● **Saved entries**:
________________________________________
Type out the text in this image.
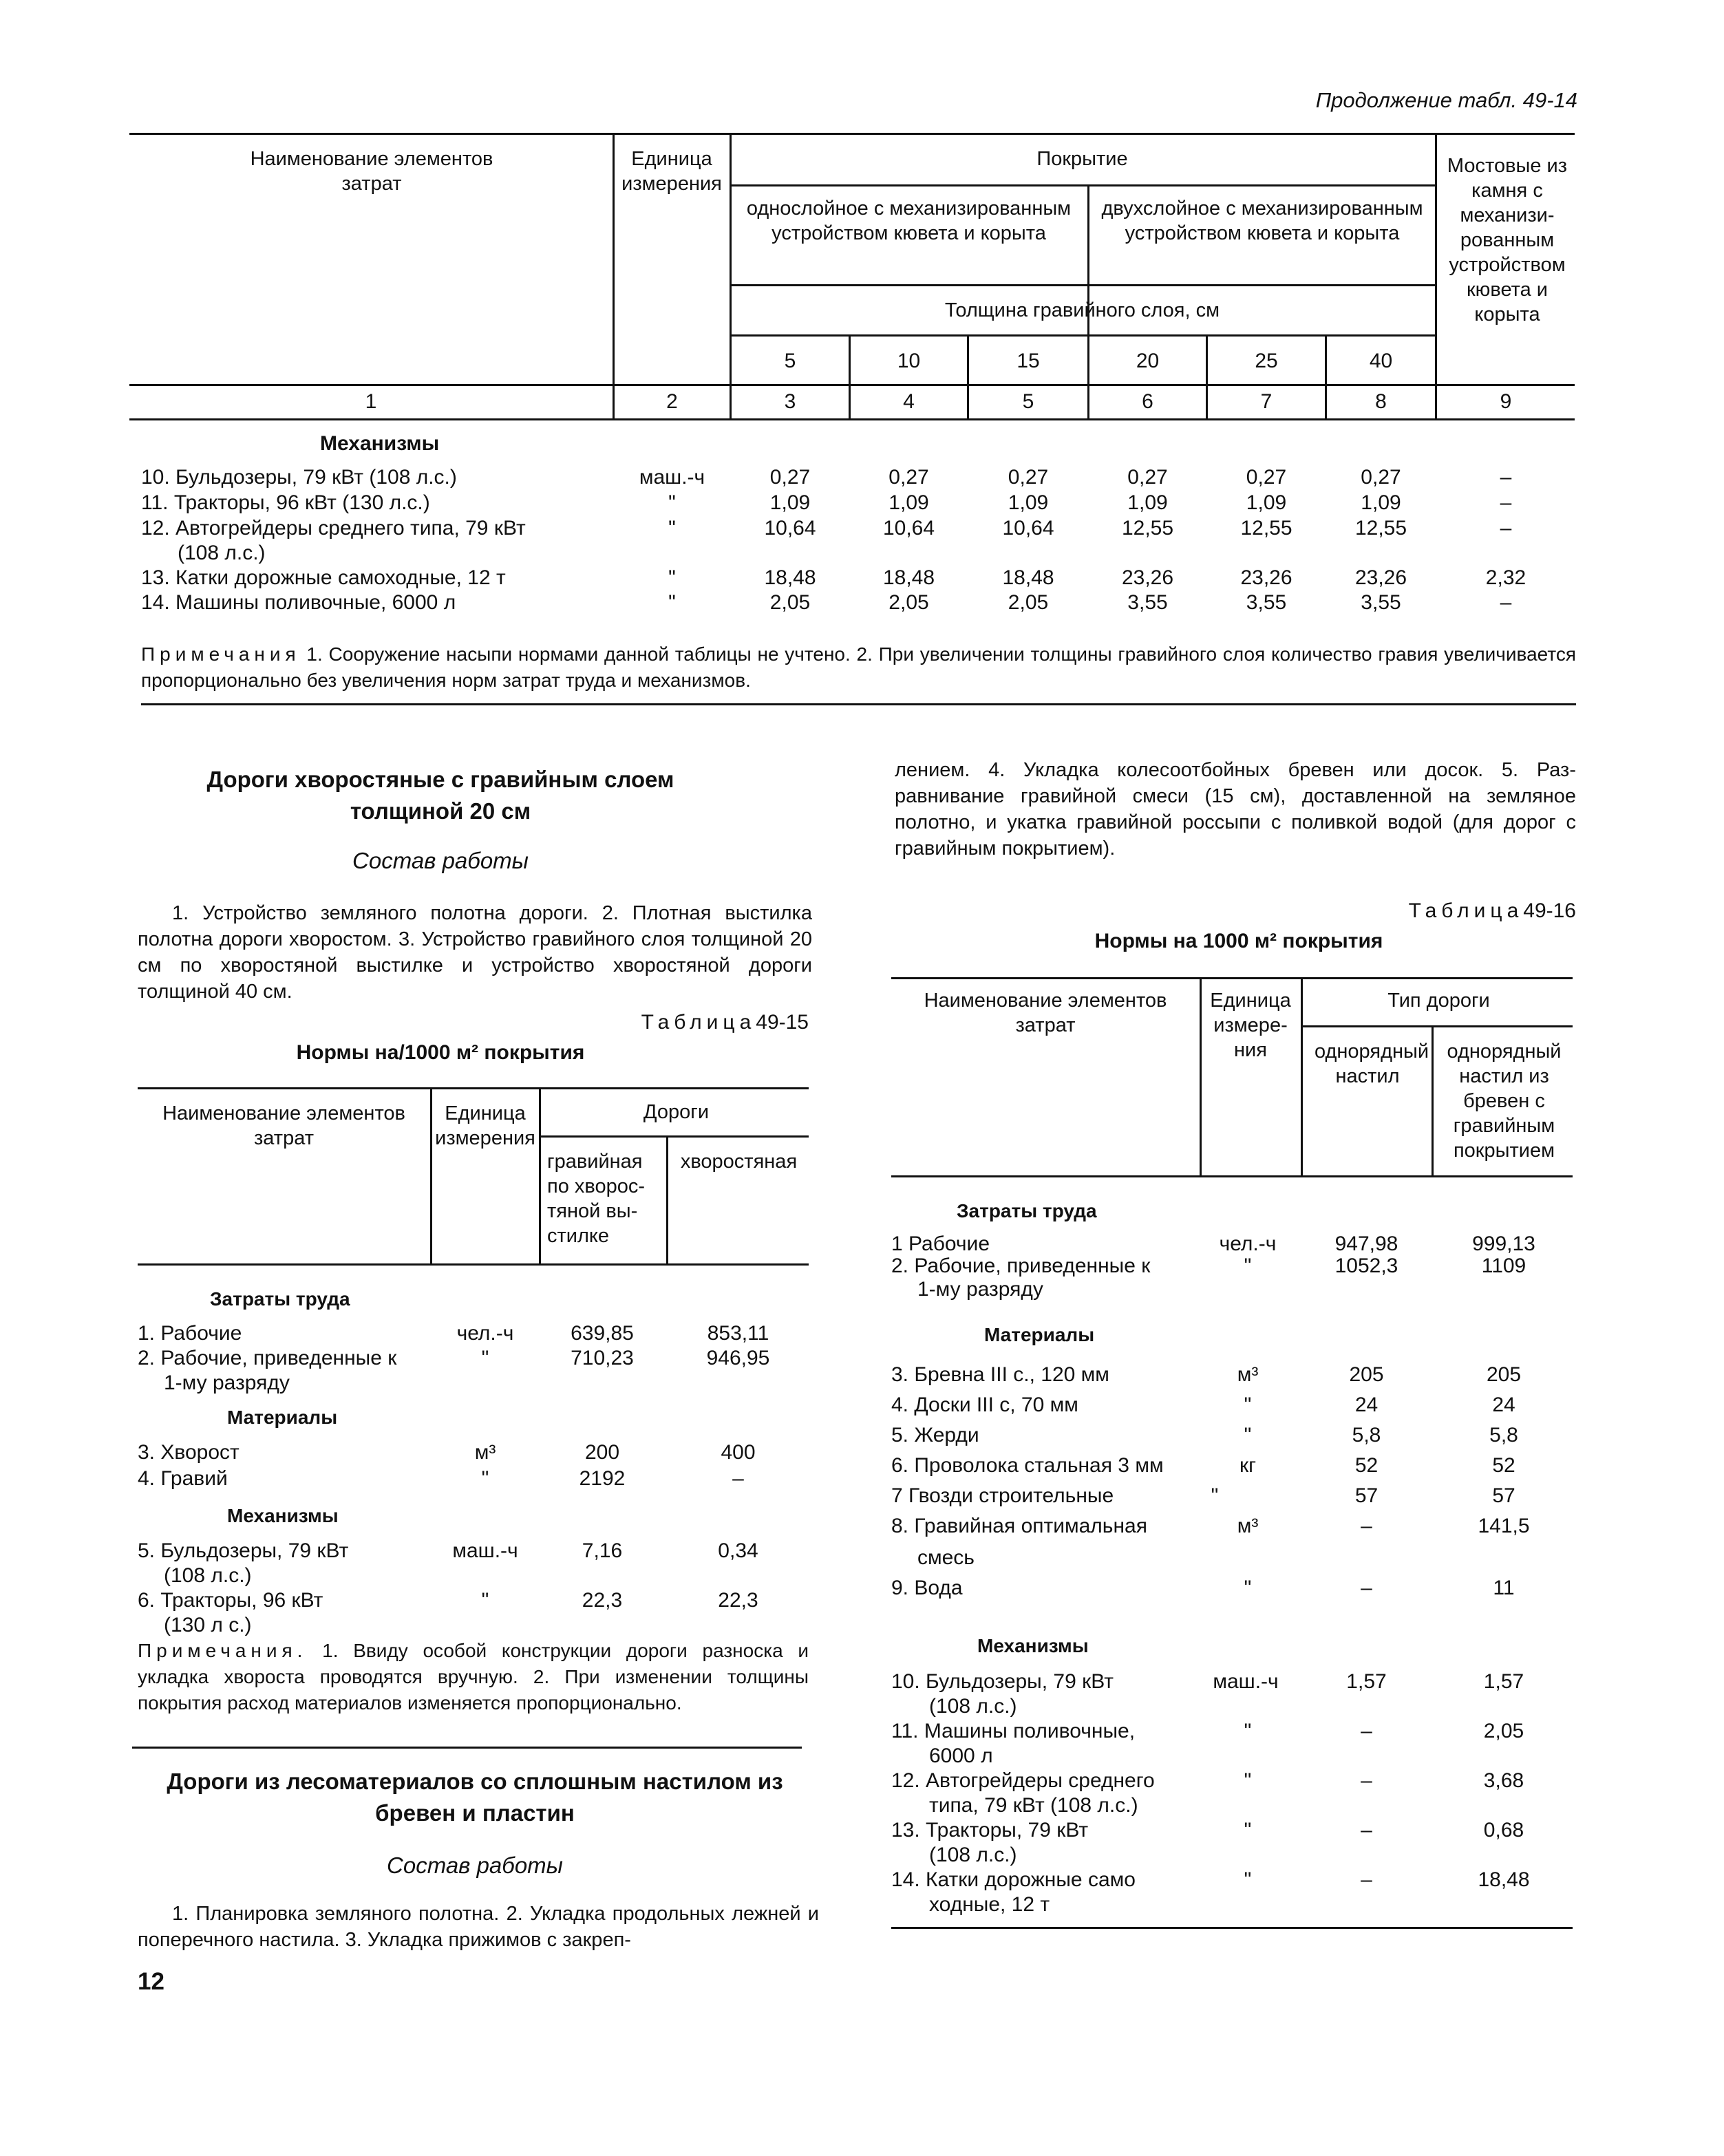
Продолжение табл. 49-14
Наименование элементов затрат
Единица измерения
Покрытие
однослойное с механизированным устройством кювета и корыта
двухслойное с механизированным устройством кювета и корыта
Толщина гравийного слоя, см
Мостовые из камня с механизированным устройством кювета и корыта
5	10	15	20	25	40
1	2	3	4	5	6	7	8	9
Механизмы
10. Бульдозеры, 79 кВт (108 л.с.)	маш.-ч	0,27	0,27	0,27	0,27	0,27	0,27	–
11. Тракторы, 96 кВт (130 л.с.)	"	1,09	1,09	1,09	1,09	1,09	1,09	–
12. Автогрейдеры среднего типа, 79 кВт
(108 л.с.)
"	10,64	10,64	10,64	12,55	12,55	12,55	–
13. Катки дорожные самоходные, 12 т	"	18,48	18,48	18,48	23,26	23,26	23,26	2,32
14. Машины поливочные, 6000 л	"	2,05	2,05	2,05	3,55	3,55	3,55	–
Примечания 1. Сооружение насыпи нормами данной таблицы не учтено. 2. При увеличении толщины гравийного слоя количество гравия увеличивается пропорционально без увеличения норм затрат труда и механизмов.
Дороги хворостяные с гравийным слоем толщиной 20 см
Состав работы
1. Устройство земляного полотна дороги. 2. Плотная выстилка полотна дороги хворостом. 3. Устройство гравийного слоя толщиной 20 см по хворостяной выстилке и устройство хворостяной дороги толщиной 40 см.
Таблица49-15
Нормы на/1000 м² покрытия
Наименование элементов затрат
Единица измерения
Дороги
гравийная по хворостяной выстилке
хворостяная
Затраты труда
1. Рабочие	чел.-ч	639,85	853,11
2. Рабочие, приведенные к
1-му разряду
"	710,23	946,95
Материалы
3. Хворост	м³	200	400
4. Гравий	"	2192	–
Механизмы
5. Бульдозеры, 79 кВт
(108 л.с.)
маш.-ч	7,16	0,34
6. Тракторы, 96 кВт
(130 л с.)
"	22,3	22,3
Примечания. 1. Ввиду особой конструкции дороги разноска и укладка хвороста проводятся вручную. 2. При изменении толщины покрытия расход материалов изменяется пропорционально.
Дороги из лесоматериалов со сплошным настилом из бревен и пластин
Состав работы
1. Планировка земляного полотна. 2. Укладка продольных лежней и поперечного настила. 3. Укладка прижимов с закреп-
лением. 4. Укладка колесоотбойных бревен или досок. 5. Разравнивание гравийной смеси (15 см), доставленной на земляное полотно, и укатка гравийной россыпи с поливкой водой (для дорог с гравийным покрытием).
Таблица49-16
Нормы на 1000 м² покрытия
Наименование элементов затрат
Единица измерения
Тип дороги
однорядный настил
однорядный настил из бревен с гравийным покрытием
Затраты труда
1 Рабочие	чел.-ч	947,98	999,13
2. Рабочие, приведенные к
1-му разряду
"	1052,3	1109
Материалы
3. Бревна III с., 120 мм	м³	205	205
4. Доски III с, 70 мм	"	24	24
5. Жерди	"	5,8	5,8
6. Проволока стальная 3 мм	кг	52	52
7 Гвозди строительные	"	57	57
8. Гравийная оптимальная
смесь
м³	–	141,5
9. Вода	"	–	11
Механизмы
10. Бульдозеры, 79 кВт
(108 л.с.)
маш.-ч	1,57	1,57
11. Машины поливочные,
6000 л
"	–	2,05
12. Автогрейдеры среднего
типа, 79 кВт (108 л.с.)
"	–	3,68
13. Тракторы, 79 кВт
(108 л.с.)
"	–	0,68
14. Катки дорожные само
ходные, 12 т
"	–	18,48
12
________________________________________
● **Short problem**: Every line of the material is to be quoted exactly, with no pictures carried over.

● **Output**:
Type out the text in this image.
Продолжение табл. 49-14
Наименование элементов затрат
Единица измерения
Покрытие
однослойное с механизированным устройством кювета и корыта
двухслойное с механизированным устройством кювета и корыта
Толщина гравийного слоя, см
Мостовые из камня с механизированным устройством кювета и корыта
5	10	15	20	25	40
1	2	3	4	5	6	7	8	9
Механизмы
10. Бульдозеры, 79 кВт (108 л.с.)	маш.-ч	0,27	0,27	0,27	0,27	0,27	0,27	–
11. Тракторы, 96 кВт (130 л.с.)	"	1,09	1,09	1,09	1,09	1,09	1,09	–
12. Автогрейдеры среднего типа, 79 кВт
(108 л.с.)
"	10,64	10,64	10,64	12,55	12,55	12,55	–
13. Катки дорожные самоходные, 12 т	"	18,48	18,48	18,48	23,26	23,26	23,26	2,32
14. Машины поливочные, 6000 л	"	2,05	2,05	2,05	3,55	3,55	3,55	–
Примечания 1. Сооружение насыпи нормами данной таблицы не учтено. 2. При увеличении толщины гравийного слоя количество гравия увеличивается пропорционально без увеличения норм затрат труда и механизмов.
Дороги хворостяные с гравийным слоем толщиной 20 см
Состав работы
1. Устройство земляного полотна дороги. 2. Плотная выстилка полотна дороги хворостом. 3. Устройство гравийного слоя толщиной 20 см по хворостяной выстилке и устройство хворостяной дороги толщиной 40 см.
Таблица49-15
Нормы на/1000 м² покрытия
Наименование элементов затрат
Единица измерения
Дороги
гравийная по хворостяной выстилке
хворостяная
Затраты труда
1. Рабочие	чел.-ч	639,85	853,11
2. Рабочие, приведенные к
1-му разряду
"	710,23	946,95
Материалы
3. Хворост	м³	200	400
4. Гравий	"	2192	–
Механизмы
5. Бульдозеры, 79 кВт
(108 л.с.)
маш.-ч	7,16	0,34
6. Тракторы, 96 кВт
(130 л с.)
"	22,3	22,3
Примечания. 1. Ввиду особой конструкции дороги разноска и укладка хвороста проводятся вручную. 2. При изменении толщины покрытия расход материалов изменяется пропорционально.
Дороги из лесоматериалов со сплошным настилом из бревен и пластин
Состав работы
1. Планировка земляного полотна. 2. Укладка продольных лежней и поперечного настила. 3. Укладка прижимов с закреп-
лением. 4. Укладка колесоотбойных бревен или досок. 5. Разравнивание гравийной смеси (15 см), доставленной на земляное полотно, и укатка гравийной россыпи с поливкой водой (для дорог с гравийным покрытием).
Таблица49-16
Нормы на 1000 м² покрытия
Наименование элементов затрат
Единица измерения
Тип дороги
однорядный настил
однорядный настил из бревен с гравийным покрытием
Затраты труда
1 Рабочие	чел.-ч	947,98	999,13
2. Рабочие, приведенные к
1-му разряду
"	1052,3	1109
Материалы
3. Бревна III с., 120 мм	м³	205	205
4. Доски III с, 70 мм	"	24	24
5. Жерди	"	5,8	5,8
6. Проволока стальная 3 мм	кг	52	52
7 Гвозди строительные	"	57	57
8. Гравийная оптимальная
смесь
м³	–	141,5
9. Вода	"	–	11
Механизмы
10. Бульдозеры, 79 кВт
(108 л.с.)
маш.-ч	1,57	1,57
11. Машины поливочные,
6000 л
"	–	2,05
12. Автогрейдеры среднего
типа, 79 кВт (108 л.с.)
"	–	3,68
13. Тракторы, 79 кВт
(108 л.с.)
"	–	0,68
14. Катки дорожные само
ходные, 12 т
"	–	18,48
12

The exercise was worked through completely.